-- start EXTRACTED INFORMATION --

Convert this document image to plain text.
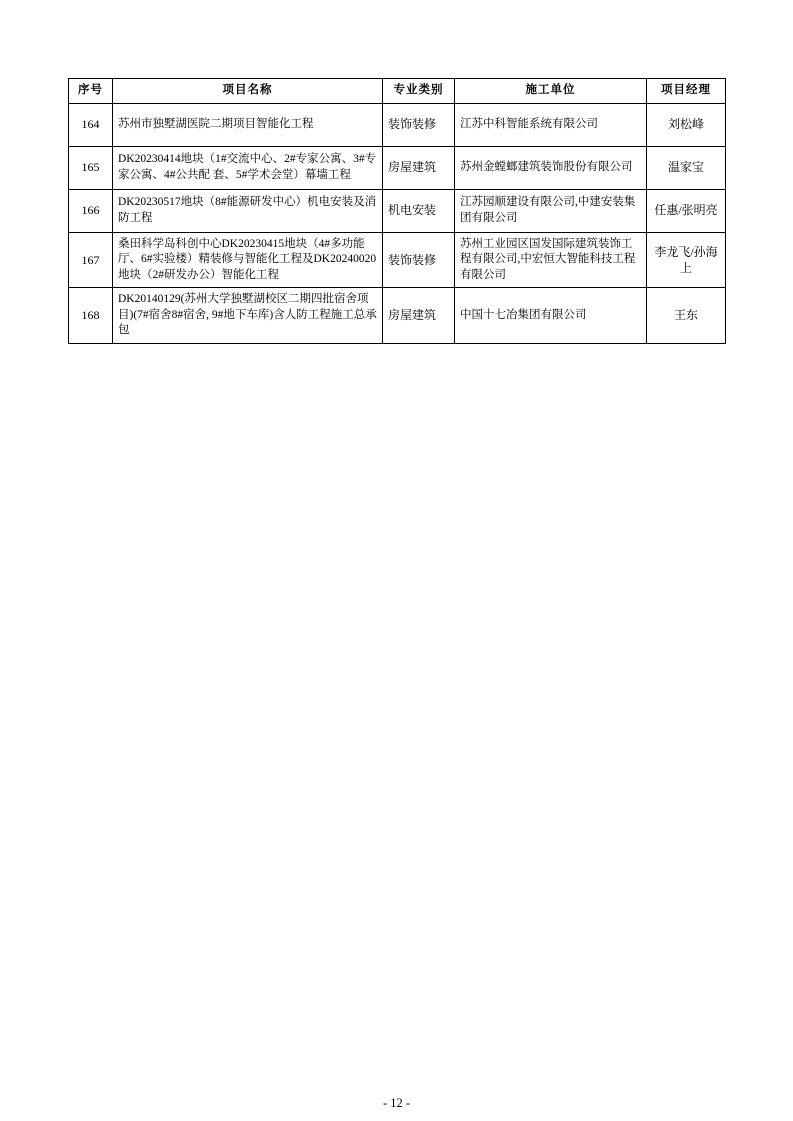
序号	项目名称	专业类别	施工单位	项目经理
164	苏州市独墅湖医院二期项目智能化工程	装饰装修	江苏中科智能系统有限公司	刘松峰
165	DK20230414地块（1#交流中心、2#专家公寓、3#专家公寓、4#公共配 套、5#学术会堂）幕墙工程	房屋建筑	苏州金螳螂建筑装饰股份有限公司	温家宝
166	DK20230517地块（8#能源研发中心）机电安装及消防工程	机电安装	江苏园顺建设有限公司,中建安装集团有限公司	任惠/张明亮
167	桑田科学岛科创中心DK20230415地块（4#多功能厅、6#实验楼）精装修与智能化工程及DK20240020地块（2#研发办公）智能化工程	装饰装修	苏州工业园区国发国际建筑装饰工程有限公司,中宏恒大智能科技工程有限公司	李龙飞/孙海上
168	DK20140129(苏州大学独墅湖校区二期四批宿舍项目)(7#宿舍8#宿舍, 9#地下车库)含人防工程施工总承包	房屋建筑	中国十七冶集团有限公司	王东
- 12 -
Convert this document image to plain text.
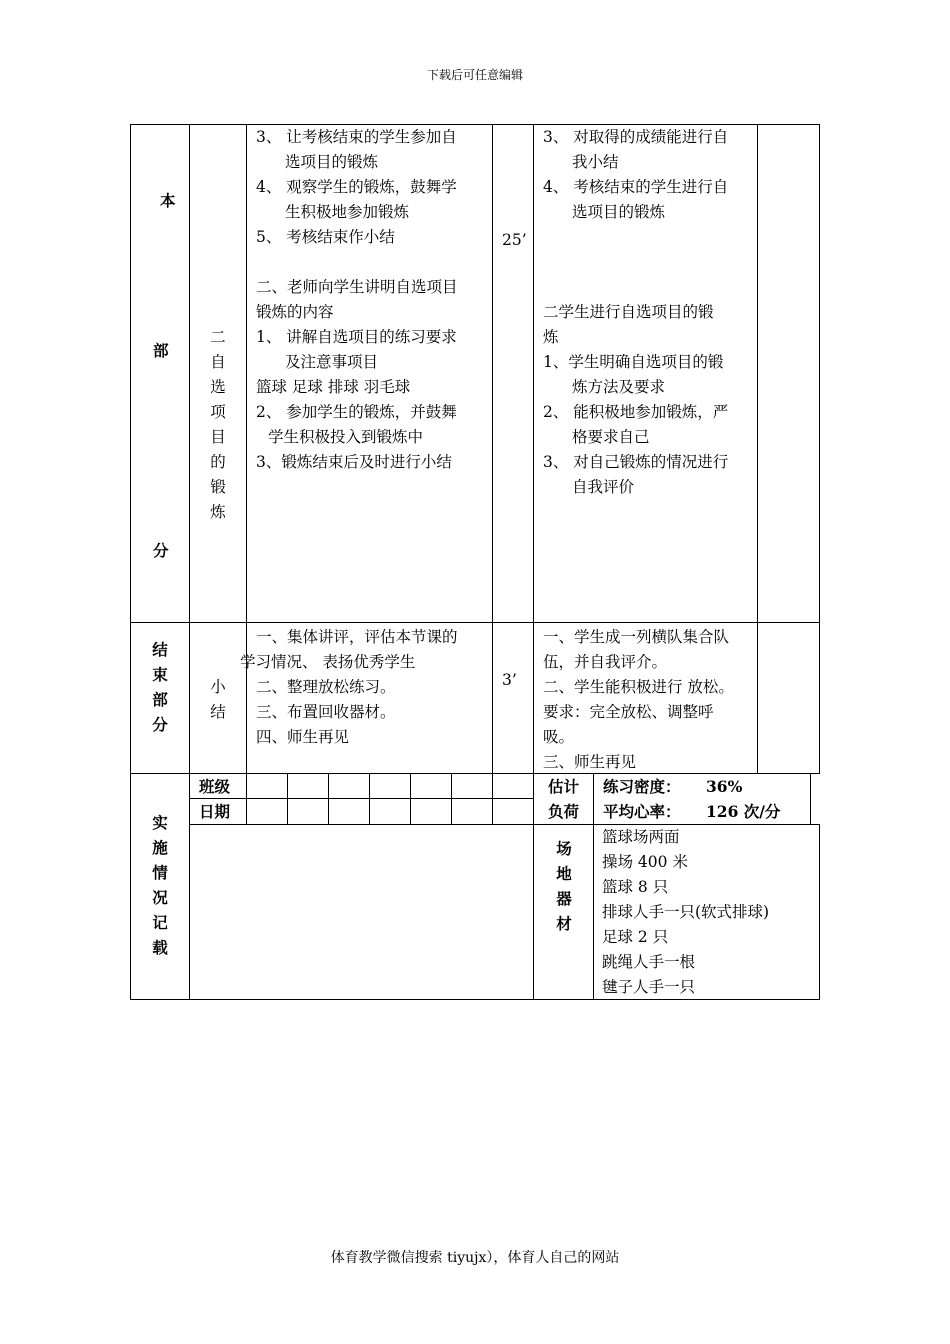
下载后可任意编辑
本
部
分
二
自
选
项
目
的
锻
炼
3、 让考核结束的学生参加自
选项目的锻炼
4、 观察学生的锻炼，鼓舞学
生积极地参加锻炼
5、 考核结束作小结
二、老师向学生讲明自选项目
锻炼的内容
1、 讲解自选项目的练习要求
及注意事项目
篮球 足球 排球 羽毛球
2、 参加学生的锻炼，并鼓舞
学生积极投入到锻炼中
3、锻炼结束后及时进行小结
25’
3、 对取得的成绩能进行自
我小结
4、 考核结束的学生进行自
选项目的锻炼
二学生进行自选项目的锻
炼
1、学生明确自选项目的锻
炼方法及要求
2、 能积极地参加锻炼，严
格要求自己
3、 对自己锻炼的情况进行
自我评价
结
束
部
分
小
结
一、集体讲评，评估本节课的
学习情况、 表扬优秀学生
二、整理放松练习。
三、布置回收器材。
四、师生再见
3’
一、学生成一列横队集合队
伍，并自我评介。
二、学生能积极进行 放松。
要求：完全放松、调整呼
吸。
三、师生再见
实
施
情
况
记
载
班级
日期
估计
负荷
练习密度： 36%
平均心率： 126 次/分
场
地
器
材
篮球场两面
操场 400 米
篮球 8 只
排球人手一只(软式排球)
足球 2 只
跳绳人手一根
毽子人手一只
体育教学微信搜索 tiyujx），体育人自己的网站
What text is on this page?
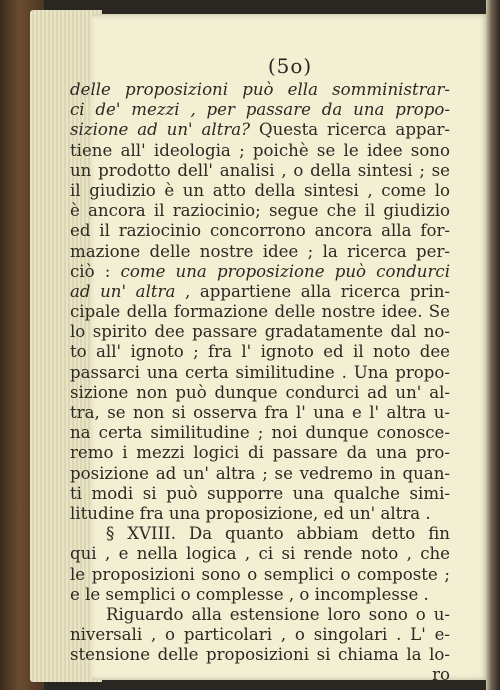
(5o)
delle proposizioni può ella somministrar-
ci de' mezzi , per passare da una propo-
sizione ad un' altra? Questa ricerca appar-
tiene all' ideologia ; poichè se le idee sono
un prodotto dell' analisi , o della sintesi ; se
il giudizio è un atto della sintesi , come lo
è ancora il raziocinio; segue che il giudizio
ed il raziocinio concorrono ancora alla for-
mazione delle nostre idee ; la ricerca per-
ciò : come una proposizione può condurci
ad un' altra , appartiene alla ricerca prin-
cipale della formazione delle nostre idee. Se
lo spirito dee passare gradatamente dal no-
to all' ignoto ; fra l' ignoto ed il noto dee
passarci una certa similitudine . Una propo-
sizione non può dunque condurci ad un' al-
tra, se non si osserva fra l' una e l' altra u-
na certa similitudine ; noi dunque conosce-
remo i mezzi logici di passare da una pro-
posizione ad un' altra ; se vedremo in quan-
ti modi si può supporre una qualche simi-
litudine fra una proposizione, ed un' altra .
§ XVIII. Da quanto abbiam detto fin
qui , e nella logica , ci si rende noto , che
le proposizioni sono o semplici o composte ;
e le semplici o complesse , o incomplesse .
Riguardo alla estensione loro sono o u-
niversali , o particolari , o singolari . L' e-
stensione delle proposizioni si chiama la lo-
ro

-- end EXTRACTED INFORMATION --

▸ **DO THIS**
Images do not belong in the copy; reproduce all other parts of the records above verbatim.

▸ **ANSWER BELOW**
Convert this document image to plain text.
序号	项目名称	专业类别	施工单位	项目经理
164	苏州市独墅湖医院二期项目智能化工程	装饰装修	江苏中科智能系统有限公司	刘松峰
165	DK20230414地块（1#交流中心、2#专家公寓、3#专家公寓、4#公共配 套、5#学术会堂）幕墙工程	房屋建筑	苏州金螳螂建筑装饰股份有限公司	温家宝
166	DK20230517地块（8#能源研发中心）机电安装及消防工程	机电安装	江苏园顺建设有限公司,中建安装集团有限公司	任惠/张明亮
167	桑田科学岛科创中心DK20230415地块（4#多功能厅、6#实验楼）精装修与智能化工程及DK20240020地块（2#研发办公）智能化工程	装饰装修	苏州工业园区国发国际建筑装饰工程有限公司,中宏恒大智能科技工程有限公司	李龙飞/孙海上
168	DK20140129(苏州大学独墅湖校区二期四批宿舍项目)(7#宿舍8#宿舍, 9#地下车库)含人防工程施工总承包	房屋建筑	中国十七冶集团有限公司	王东
- 12 -
Convert this document image to plain text.
下载后可任意编辑
本
部
分
二
自
选
项
目
的
锻
炼
3、 让考核结束的学生参加自
选项目的锻炼
4、 观察学生的锻炼，鼓舞学
生积极地参加锻炼
5、 考核结束作小结
二、老师向学生讲明自选项目
锻炼的内容
1、 讲解自选项目的练习要求
及注意事项目
篮球 足球 排球 羽毛球
2、 参加学生的锻炼，并鼓舞
学生积极投入到锻炼中
3、锻炼结束后及时进行小结
25’
3、 对取得的成绩能进行自
我小结
4、 考核结束的学生进行自
选项目的锻炼
二学生进行自选项目的锻
炼
1、学生明确自选项目的锻
炼方法及要求
2、 能积极地参加锻炼，严
格要求自己
3、 对自己锻炼的情况进行
自我评价
结
束
部
分
小
结
一、集体讲评，评估本节课的
学习情况、 表扬优秀学生
二、整理放松练习。
三、布置回收器材。
四、师生再见
3’
一、学生成一列横队集合队
伍，并自我评介。
二、学生能积极进行 放松。
要求：完全放松、调整呼
吸。
三、师生再见
实
施
情
况
记
载
班级
日期
估计
负荷
练习密度： 36%
平均心率： 126 次/分
场
地
器
材
篮球场两面
操场 400 米
篮球 8 只
排球人手一只(软式排球)
足球 2 只
跳绳人手一根
毽子人手一只
体育教学微信搜索 tiyujx），体育人自己的网站
What text is on this page?
(5o)
delle proposizioni può ella somministrar-
ci de' mezzi , per passare da una propo-
sizione ad un' altra? Questa ricerca appar-
tiene all' ideologia ; poichè se le idee sono
un prodotto dell' analisi , o della sintesi ; se
il giudizio è un atto della sintesi , come lo
è ancora il raziocinio; segue che il giudizio
ed il raziocinio concorrono ancora alla for-
mazione delle nostre idee ; la ricerca per-
ciò : come una proposizione può condurci
ad un' altra , appartiene alla ricerca prin-
cipale della formazione delle nostre idee. Se
lo spirito dee passare gradatamente dal no-
to all' ignoto ; fra l' ignoto ed il noto dee
passarci una certa similitudine . Una propo-
sizione non può dunque condurci ad un' al-
tra, se non si osserva fra l' una e l' altra u-
na certa similitudine ; noi dunque conosce-
remo i mezzi logici di passare da una pro-
posizione ad un' altra ; se vedremo in quan-
ti modi si può supporre una qualche simi-
litudine fra una proposizione, ed un' altra .
§ XVIII. Da quanto abbiam detto fin
qui , e nella logica , ci si rende noto , che
le proposizioni sono o semplici o composte ;
e le semplici o complesse , o incomplesse .
Riguardo alla estensione loro sono o u-
niversali , o particolari , o singolari . L' e-
stensione delle proposizioni si chiama la lo-
ro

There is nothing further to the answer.